§ The task
Filter these entries, keeping only lines that hold the word "page".

§ A run of records
** START **

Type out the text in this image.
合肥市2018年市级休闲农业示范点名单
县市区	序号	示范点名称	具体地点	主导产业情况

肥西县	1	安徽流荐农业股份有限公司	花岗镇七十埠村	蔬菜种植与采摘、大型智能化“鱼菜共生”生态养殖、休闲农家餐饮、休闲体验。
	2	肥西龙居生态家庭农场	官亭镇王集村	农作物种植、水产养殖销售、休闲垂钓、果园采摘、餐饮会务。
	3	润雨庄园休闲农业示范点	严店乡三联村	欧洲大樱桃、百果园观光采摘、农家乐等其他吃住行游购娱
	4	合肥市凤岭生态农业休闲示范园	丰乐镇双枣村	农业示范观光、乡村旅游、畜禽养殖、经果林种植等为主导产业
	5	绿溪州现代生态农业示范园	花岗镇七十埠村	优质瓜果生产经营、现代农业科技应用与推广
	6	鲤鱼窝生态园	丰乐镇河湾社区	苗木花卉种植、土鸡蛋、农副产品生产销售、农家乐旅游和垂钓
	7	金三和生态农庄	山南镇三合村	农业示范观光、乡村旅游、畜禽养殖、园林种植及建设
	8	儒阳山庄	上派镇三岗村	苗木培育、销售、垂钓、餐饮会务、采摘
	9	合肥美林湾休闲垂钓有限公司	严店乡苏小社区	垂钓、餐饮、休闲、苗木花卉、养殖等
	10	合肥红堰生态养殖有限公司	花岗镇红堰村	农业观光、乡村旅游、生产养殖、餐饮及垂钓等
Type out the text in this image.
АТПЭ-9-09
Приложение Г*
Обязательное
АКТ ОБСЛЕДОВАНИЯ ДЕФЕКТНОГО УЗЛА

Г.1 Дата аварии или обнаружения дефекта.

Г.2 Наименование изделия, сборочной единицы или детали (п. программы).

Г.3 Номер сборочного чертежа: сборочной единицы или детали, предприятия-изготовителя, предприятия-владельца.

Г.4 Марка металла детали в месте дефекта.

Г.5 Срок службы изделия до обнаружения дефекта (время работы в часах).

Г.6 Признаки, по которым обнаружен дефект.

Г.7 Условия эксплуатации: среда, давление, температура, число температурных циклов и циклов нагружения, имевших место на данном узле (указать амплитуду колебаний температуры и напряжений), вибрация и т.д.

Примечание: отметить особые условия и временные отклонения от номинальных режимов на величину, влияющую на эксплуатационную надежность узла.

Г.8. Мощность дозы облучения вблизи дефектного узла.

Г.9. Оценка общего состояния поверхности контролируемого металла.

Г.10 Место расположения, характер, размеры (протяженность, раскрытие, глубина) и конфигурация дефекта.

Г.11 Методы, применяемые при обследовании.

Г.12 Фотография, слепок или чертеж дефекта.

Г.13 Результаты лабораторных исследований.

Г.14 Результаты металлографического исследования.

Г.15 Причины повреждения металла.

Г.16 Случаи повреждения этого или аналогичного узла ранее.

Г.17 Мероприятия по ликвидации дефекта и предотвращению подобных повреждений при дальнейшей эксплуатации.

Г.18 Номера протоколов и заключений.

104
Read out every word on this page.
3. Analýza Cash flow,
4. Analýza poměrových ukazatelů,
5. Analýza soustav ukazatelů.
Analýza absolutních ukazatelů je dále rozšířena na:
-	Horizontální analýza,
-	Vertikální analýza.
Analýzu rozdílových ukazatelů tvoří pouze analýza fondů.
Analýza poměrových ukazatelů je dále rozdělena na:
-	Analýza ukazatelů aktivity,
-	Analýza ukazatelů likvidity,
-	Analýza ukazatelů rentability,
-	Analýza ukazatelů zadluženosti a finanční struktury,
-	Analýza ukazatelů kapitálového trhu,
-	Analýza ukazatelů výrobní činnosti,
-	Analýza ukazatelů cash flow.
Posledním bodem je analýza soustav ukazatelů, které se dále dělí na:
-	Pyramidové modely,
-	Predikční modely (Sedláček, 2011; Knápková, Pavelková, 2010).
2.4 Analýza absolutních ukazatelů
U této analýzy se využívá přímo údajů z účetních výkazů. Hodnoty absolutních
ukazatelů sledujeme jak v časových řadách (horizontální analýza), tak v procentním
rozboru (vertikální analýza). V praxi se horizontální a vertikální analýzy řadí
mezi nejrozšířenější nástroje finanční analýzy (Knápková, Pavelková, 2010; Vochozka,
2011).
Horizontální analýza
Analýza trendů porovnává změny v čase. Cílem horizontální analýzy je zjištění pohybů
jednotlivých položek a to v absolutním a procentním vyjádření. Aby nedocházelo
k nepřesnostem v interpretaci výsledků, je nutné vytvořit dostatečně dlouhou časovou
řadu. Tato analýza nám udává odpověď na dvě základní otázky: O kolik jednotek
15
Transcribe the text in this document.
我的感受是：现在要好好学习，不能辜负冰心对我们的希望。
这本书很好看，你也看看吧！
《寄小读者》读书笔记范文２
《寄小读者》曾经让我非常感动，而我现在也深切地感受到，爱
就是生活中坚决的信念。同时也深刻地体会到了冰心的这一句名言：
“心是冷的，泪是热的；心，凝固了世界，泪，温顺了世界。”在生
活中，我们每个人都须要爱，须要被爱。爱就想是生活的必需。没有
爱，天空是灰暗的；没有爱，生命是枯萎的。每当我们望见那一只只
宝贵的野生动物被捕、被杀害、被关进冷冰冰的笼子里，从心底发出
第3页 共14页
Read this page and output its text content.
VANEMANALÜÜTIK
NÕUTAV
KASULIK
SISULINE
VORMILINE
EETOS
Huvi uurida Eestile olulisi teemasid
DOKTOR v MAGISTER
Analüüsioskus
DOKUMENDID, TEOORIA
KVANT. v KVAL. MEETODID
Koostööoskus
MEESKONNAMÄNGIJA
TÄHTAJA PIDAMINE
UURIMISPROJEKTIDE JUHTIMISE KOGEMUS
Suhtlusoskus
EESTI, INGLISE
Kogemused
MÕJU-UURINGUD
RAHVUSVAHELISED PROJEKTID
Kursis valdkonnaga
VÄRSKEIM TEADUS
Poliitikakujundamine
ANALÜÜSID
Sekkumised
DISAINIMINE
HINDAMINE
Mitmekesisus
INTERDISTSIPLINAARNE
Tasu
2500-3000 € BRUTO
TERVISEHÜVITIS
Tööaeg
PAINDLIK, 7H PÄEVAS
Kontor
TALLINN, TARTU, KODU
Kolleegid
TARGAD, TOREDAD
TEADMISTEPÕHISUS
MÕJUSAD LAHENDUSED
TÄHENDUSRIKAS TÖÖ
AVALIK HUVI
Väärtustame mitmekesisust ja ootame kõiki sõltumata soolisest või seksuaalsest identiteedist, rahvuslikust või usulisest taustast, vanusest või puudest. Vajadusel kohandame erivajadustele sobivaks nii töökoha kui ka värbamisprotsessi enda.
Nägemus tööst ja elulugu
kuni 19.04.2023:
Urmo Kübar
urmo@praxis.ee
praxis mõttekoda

** END **

§ Exercise response
Read out every word on this page.
Read this page and output its text content.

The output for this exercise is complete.